● What you will do
In the listing below, find the line containing "Give me the". Write out that line and every line after it to the end, exactly and only those.

--------------------

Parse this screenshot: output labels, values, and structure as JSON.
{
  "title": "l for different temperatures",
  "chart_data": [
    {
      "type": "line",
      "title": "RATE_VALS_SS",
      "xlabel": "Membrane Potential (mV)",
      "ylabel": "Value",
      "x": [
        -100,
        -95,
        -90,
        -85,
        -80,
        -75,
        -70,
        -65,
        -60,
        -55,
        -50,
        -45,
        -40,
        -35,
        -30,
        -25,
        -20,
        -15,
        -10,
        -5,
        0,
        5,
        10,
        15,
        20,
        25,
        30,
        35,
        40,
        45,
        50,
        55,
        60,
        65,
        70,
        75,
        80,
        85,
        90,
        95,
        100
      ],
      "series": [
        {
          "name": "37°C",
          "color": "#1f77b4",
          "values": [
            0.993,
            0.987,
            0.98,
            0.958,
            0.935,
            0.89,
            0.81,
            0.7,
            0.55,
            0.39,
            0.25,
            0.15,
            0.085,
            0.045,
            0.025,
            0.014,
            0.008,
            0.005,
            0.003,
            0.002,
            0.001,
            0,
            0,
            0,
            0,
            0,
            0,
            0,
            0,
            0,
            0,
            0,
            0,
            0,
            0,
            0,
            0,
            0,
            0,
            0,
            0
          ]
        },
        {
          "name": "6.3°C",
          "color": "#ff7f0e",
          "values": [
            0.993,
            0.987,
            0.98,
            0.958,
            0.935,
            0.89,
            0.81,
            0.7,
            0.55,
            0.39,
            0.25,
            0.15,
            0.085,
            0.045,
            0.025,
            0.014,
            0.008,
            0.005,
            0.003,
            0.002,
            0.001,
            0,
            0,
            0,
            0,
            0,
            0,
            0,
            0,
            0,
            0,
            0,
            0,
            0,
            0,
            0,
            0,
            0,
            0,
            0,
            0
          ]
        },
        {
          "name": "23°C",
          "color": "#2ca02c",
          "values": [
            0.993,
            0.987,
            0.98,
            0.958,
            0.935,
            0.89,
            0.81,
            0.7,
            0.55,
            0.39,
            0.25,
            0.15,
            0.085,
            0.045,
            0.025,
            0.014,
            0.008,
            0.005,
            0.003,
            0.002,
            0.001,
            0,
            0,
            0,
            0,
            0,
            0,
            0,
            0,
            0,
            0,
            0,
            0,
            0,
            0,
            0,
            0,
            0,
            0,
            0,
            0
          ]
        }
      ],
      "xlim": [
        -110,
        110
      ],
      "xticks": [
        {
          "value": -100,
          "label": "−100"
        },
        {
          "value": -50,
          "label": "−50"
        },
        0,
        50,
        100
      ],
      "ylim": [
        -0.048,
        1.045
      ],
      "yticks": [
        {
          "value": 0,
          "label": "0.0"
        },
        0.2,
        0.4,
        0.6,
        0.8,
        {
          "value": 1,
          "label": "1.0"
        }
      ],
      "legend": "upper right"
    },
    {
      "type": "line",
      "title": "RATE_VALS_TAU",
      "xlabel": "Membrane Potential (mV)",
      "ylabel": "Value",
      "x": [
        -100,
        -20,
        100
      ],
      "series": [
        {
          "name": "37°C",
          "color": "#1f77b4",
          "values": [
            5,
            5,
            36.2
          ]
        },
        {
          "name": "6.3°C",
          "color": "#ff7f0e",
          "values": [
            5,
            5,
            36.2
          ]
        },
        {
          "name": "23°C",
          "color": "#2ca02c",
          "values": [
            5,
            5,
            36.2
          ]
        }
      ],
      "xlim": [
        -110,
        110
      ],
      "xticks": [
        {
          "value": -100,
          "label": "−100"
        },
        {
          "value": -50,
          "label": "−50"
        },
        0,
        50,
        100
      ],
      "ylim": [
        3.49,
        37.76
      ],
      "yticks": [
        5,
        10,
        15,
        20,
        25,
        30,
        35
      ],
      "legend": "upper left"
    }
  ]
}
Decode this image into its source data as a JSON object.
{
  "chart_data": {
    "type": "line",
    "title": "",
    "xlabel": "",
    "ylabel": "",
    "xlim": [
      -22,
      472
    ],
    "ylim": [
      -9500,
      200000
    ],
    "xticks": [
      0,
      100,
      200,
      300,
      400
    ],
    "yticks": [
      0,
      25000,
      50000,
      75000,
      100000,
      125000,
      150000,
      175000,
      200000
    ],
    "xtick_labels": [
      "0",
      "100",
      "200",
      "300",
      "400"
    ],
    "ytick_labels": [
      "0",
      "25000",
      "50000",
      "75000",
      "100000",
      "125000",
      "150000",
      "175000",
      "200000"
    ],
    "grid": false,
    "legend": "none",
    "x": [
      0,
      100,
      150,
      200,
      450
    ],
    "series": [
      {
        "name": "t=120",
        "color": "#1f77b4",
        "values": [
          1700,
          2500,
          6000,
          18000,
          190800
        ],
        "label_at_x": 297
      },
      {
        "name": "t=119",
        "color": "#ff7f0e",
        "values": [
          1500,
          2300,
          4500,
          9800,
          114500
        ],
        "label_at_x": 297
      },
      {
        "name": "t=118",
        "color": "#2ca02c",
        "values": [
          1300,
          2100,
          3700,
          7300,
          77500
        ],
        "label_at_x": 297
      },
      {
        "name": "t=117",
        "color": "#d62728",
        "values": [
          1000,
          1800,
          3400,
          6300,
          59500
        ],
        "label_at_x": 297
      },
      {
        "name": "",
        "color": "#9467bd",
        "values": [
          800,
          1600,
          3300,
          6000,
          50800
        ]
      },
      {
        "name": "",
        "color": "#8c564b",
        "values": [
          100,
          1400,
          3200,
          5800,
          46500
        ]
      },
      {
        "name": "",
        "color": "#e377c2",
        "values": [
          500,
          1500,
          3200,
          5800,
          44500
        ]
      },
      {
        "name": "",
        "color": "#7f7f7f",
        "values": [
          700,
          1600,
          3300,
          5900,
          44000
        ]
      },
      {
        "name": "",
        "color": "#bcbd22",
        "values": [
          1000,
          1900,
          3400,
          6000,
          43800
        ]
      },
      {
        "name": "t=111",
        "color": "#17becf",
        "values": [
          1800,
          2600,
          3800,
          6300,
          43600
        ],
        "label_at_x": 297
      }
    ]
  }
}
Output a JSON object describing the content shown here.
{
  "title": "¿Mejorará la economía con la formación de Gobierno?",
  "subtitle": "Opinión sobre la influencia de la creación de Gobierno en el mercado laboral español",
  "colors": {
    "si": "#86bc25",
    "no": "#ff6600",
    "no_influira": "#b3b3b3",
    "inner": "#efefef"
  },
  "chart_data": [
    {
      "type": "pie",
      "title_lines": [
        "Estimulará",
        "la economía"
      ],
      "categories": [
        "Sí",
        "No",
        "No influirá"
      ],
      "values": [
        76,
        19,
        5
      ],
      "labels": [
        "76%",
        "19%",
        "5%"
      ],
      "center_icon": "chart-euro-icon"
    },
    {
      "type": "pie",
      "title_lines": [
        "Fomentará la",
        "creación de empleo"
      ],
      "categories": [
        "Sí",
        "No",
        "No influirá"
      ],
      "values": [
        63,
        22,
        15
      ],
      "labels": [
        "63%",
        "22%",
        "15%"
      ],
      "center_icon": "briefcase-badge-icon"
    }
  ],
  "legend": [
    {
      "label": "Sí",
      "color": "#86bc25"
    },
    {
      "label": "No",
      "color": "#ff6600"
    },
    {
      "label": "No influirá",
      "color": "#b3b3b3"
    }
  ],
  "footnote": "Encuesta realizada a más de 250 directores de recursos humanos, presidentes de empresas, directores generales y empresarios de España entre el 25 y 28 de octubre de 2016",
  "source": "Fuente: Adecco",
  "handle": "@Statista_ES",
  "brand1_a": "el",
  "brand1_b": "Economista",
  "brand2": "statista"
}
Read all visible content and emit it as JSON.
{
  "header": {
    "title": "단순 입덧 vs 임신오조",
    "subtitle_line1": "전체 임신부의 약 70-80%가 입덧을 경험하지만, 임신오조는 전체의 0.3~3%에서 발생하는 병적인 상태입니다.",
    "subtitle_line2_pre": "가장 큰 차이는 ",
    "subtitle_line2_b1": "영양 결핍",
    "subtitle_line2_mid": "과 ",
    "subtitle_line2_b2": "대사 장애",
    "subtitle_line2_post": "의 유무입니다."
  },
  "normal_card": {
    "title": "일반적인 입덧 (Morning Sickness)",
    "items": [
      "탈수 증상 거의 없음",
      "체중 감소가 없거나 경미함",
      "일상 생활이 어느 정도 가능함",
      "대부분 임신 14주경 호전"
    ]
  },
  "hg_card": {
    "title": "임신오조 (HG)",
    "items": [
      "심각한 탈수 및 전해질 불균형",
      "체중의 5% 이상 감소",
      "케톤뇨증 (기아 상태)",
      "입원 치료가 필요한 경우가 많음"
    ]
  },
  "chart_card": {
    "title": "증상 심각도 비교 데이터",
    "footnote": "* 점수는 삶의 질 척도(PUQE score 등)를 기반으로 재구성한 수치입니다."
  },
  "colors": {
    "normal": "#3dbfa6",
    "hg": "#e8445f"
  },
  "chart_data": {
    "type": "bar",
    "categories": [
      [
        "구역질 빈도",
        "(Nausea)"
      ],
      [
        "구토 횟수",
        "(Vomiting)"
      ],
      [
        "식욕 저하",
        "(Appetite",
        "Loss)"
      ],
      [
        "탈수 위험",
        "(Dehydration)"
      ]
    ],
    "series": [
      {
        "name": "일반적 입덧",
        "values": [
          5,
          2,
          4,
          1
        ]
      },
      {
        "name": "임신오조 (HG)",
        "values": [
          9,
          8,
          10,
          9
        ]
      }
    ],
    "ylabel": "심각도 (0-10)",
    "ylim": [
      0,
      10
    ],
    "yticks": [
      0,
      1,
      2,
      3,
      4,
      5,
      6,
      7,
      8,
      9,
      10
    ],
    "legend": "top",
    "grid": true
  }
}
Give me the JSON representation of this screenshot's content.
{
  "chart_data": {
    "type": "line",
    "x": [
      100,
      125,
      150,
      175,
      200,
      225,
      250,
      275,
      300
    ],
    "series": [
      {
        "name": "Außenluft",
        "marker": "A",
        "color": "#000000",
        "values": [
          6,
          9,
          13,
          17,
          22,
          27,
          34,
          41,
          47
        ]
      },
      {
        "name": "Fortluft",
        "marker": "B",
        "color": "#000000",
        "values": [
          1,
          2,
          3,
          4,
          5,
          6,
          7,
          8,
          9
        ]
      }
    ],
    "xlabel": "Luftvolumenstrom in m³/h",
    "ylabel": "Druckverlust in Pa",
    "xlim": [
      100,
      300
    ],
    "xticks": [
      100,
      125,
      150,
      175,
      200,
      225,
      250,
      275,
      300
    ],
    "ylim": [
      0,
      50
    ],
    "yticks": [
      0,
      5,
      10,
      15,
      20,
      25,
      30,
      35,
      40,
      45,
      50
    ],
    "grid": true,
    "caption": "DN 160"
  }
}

--------------------

● Response
Give me the JSON representation of this screenshot's content.
{
  "chart_data": {
    "type": "line",
    "x": [
      100,
      125,
      150,
      175,
      200,
      225,
      250,
      275,
      300
    ],
    "series": [
      {
        "name": "Außenluft",
        "marker": "A",
        "color": "#000000",
        "values": [
          6,
          9,
          13,
          17,
          22,
          27,
          34,
          41,
          47
        ]
      },
      {
        "name": "Fortluft",
        "marker": "B",
        "color": "#000000",
        "values": [
          1,
          2,
          3,
          4,
          5,
          6,
          7,
          8,
          9
        ]
      }
    ],
    "xlabel": "Luftvolumenstrom in m³/h",
    "ylabel": "Druckverlust in Pa",
    "xlim": [
      100,
      300
    ],
    "xticks": [
      100,
      125,
      150,
      175,
      200,
      225,
      250,
      275,
      300
    ],
    "ylim": [
      0,
      50
    ],
    "yticks": [
      0,
      5,
      10,
      15,
      20,
      25,
      30,
      35,
      40,
      45,
      50
    ],
    "grid": true,
    "caption": "DN 160"
  }
}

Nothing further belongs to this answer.